── INPUT MATERIAL ──
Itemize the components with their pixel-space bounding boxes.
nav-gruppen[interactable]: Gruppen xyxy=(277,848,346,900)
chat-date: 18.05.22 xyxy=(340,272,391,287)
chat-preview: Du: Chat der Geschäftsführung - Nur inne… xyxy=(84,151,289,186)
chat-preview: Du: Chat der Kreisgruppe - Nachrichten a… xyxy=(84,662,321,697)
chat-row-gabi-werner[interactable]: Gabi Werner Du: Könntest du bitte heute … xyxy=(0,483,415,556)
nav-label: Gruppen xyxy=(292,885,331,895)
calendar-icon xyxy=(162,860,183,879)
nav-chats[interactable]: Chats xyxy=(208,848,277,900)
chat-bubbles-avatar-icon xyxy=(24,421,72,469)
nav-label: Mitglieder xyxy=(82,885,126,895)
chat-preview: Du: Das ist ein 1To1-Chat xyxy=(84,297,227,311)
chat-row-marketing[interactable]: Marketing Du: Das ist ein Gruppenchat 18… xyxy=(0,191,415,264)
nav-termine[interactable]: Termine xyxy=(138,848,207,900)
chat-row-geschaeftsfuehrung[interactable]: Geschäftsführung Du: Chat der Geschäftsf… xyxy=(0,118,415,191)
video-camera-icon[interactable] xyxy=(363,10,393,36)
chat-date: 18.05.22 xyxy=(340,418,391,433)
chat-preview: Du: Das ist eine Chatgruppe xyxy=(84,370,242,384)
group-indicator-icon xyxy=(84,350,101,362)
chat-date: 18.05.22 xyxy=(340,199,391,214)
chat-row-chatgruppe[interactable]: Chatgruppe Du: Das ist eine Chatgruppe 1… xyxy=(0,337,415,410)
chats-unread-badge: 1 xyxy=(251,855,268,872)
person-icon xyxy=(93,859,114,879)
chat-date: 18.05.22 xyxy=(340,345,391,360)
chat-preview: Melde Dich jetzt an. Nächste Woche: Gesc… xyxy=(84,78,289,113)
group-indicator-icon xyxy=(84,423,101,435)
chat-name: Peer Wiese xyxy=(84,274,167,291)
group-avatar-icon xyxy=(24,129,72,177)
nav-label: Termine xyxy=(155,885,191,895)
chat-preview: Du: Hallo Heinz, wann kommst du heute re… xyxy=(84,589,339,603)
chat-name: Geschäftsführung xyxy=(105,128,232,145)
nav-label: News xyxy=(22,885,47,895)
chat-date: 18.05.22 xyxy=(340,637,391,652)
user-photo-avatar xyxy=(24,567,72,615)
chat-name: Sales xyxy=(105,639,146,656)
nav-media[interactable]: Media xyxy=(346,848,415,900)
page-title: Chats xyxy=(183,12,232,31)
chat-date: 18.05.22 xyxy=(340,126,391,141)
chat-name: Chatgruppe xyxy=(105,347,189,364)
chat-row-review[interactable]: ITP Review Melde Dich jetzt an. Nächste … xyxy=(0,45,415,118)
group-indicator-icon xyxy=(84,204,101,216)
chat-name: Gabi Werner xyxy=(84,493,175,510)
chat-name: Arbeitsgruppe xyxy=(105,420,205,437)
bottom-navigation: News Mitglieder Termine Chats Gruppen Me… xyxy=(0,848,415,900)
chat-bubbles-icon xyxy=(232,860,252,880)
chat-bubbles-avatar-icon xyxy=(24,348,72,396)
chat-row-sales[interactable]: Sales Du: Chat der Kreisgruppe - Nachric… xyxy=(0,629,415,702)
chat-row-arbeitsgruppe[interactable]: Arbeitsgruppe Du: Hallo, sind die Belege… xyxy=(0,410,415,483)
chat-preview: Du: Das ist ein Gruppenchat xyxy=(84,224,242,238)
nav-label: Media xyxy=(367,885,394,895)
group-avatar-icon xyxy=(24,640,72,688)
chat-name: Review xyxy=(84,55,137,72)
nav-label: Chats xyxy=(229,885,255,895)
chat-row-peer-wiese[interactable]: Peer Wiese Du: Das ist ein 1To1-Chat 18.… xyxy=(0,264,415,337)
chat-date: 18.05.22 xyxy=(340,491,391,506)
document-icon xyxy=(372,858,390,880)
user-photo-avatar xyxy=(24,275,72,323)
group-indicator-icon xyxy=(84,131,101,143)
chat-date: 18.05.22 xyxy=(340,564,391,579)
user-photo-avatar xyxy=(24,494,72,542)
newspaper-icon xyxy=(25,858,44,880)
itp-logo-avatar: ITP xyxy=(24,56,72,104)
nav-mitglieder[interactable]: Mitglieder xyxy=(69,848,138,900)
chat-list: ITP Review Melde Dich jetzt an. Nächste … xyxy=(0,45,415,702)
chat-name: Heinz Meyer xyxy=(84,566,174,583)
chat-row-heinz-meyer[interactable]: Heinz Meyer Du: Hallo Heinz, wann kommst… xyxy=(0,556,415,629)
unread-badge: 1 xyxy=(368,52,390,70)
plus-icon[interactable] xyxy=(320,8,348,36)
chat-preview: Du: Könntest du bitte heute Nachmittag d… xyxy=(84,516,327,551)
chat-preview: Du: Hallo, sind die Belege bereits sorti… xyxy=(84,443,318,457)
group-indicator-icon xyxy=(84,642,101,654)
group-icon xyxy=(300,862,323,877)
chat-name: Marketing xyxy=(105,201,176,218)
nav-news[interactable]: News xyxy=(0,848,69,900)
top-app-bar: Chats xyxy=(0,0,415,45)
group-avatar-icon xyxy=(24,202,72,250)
───
### YOUR OBJECTIVE
Reproduce verbatim the lines of the records starting at the very first one and ending with the line that contains "group-indicator-icon xyxy=(84,423,101,435)", both ends included.

### RESPONSE BELOW
Itemize the components with their pixel-space bounding boxes.
nav-gruppen[interactable]: Gruppen xyxy=(277,848,346,900)
chat-date: 18.05.22 xyxy=(340,272,391,287)
chat-preview: Du: Chat der Geschäftsführung - Nur inne… xyxy=(84,151,289,186)
chat-preview: Du: Chat der Kreisgruppe - Nachrichten a… xyxy=(84,662,321,697)
chat-row-gabi-werner[interactable]: Gabi Werner Du: Könntest du bitte heute … xyxy=(0,483,415,556)
nav-label: Gruppen xyxy=(292,885,331,895)
calendar-icon xyxy=(162,860,183,879)
nav-chats[interactable]: Chats xyxy=(208,848,277,900)
chat-bubbles-avatar-icon xyxy=(24,421,72,469)
nav-label: Mitglieder xyxy=(82,885,126,895)
chat-preview: Du: Das ist ein 1To1-Chat xyxy=(84,297,227,311)
chat-row-marketing[interactable]: Marketing Du: Das ist ein Gruppenchat 18… xyxy=(0,191,415,264)
nav-termine[interactable]: Termine xyxy=(138,848,207,900)
chat-row-geschaeftsfuehrung[interactable]: Geschäftsführung Du: Chat der Geschäftsf… xyxy=(0,118,415,191)
video-camera-icon[interactable] xyxy=(363,10,393,36)
chat-date: 18.05.22 xyxy=(340,418,391,433)
chat-preview: Du: Das ist eine Chatgruppe xyxy=(84,370,242,384)
group-indicator-icon xyxy=(84,350,101,362)
chat-date: 18.05.22 xyxy=(340,199,391,214)
chat-row-chatgruppe[interactable]: Chatgruppe Du: Das ist eine Chatgruppe 1… xyxy=(0,337,415,410)
chats-unread-badge: 1 xyxy=(251,855,268,872)
person-icon xyxy=(93,859,114,879)
chat-date: 18.05.22 xyxy=(340,345,391,360)
chat-preview: Melde Dich jetzt an. Nächste Woche: Gesc… xyxy=(84,78,289,113)
group-indicator-icon xyxy=(84,423,101,435)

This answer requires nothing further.